[EXERCISE DESCRIPTION] Copy each line with the word "lines" in it.

(Rows from a figure dataset)
******

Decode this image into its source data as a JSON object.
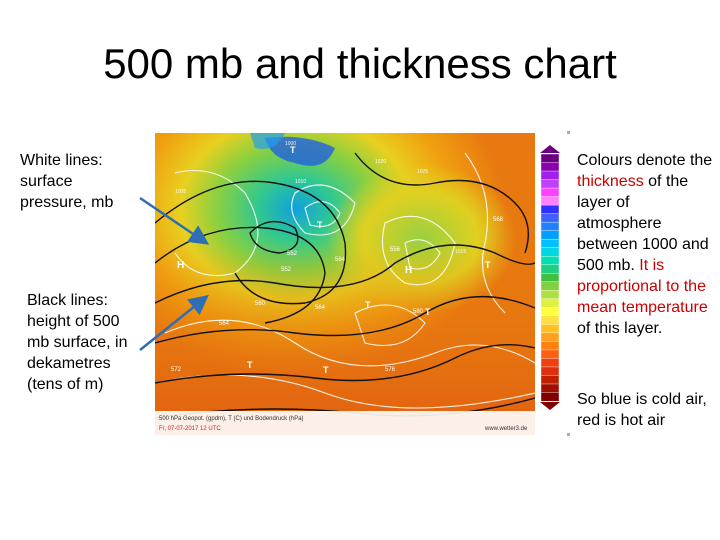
{
  "title": "500 mb and thickness chart",
  "annotations": {
    "white_lines": "White lines: surface pressure, mb",
    "black_lines": "Black lines: height of 500 mb surface, in dekametres (tens of m)",
    "colours": {
      "part1": "Colours denote the ",
      "highlight1": "thickness",
      "part2": " of the layer of atmosphere between 1000 and 500 mb. ",
      "highlight2": "It is proportional to the mean temperature",
      "part3": " of this layer."
    },
    "conclusion": "So blue is cold air, red is hot air"
  },
  "map": {
    "footer_line1": "500 hPa Geopot. (gpdm), T (C) und Bodendruck (hPa)",
    "footer_line2": "Fr, 07-07-2017 12 UTC",
    "credit": "www.wetter3.de",
    "labels": {
      "contours": [
        "552",
        "556",
        "560",
        "564",
        "568",
        "572",
        "576",
        "580",
        "584"
      ],
      "isobars": [
        "1000",
        "1005",
        "1010",
        "1015",
        "1020",
        "1025"
      ],
      "highs": [
        "H",
        "H"
      ],
      "lows": [
        "T",
        "T",
        "T",
        "T",
        "T",
        "T",
        "T"
      ]
    }
  },
  "legend": {
    "colors": [
      "#6a0080",
      "#8a00b0",
      "#a020f0",
      "#c040ff",
      "#ff40ff",
      "#ff80ff",
      "#3030ff",
      "#4060ff",
      "#2080ff",
      "#00a0ff",
      "#00c0ff",
      "#00d8e0",
      "#00e0b0",
      "#20d080",
      "#40c040",
      "#80d040",
      "#b0e040",
      "#e0f040",
      "#ffff40",
      "#ffe040",
      "#ffc020",
      "#ffa020",
      "#ff8010",
      "#ff6010",
      "#f04010",
      "#e03010",
      "#c02000",
      "#a01000",
      "#800000"
    ]
  }
}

******

[RESPONSE]
    "white_lines": "White lines: surface pressure, mb",
    "black_lines": "Black lines: height of 500 mb surface, in dekametres (tens of m)",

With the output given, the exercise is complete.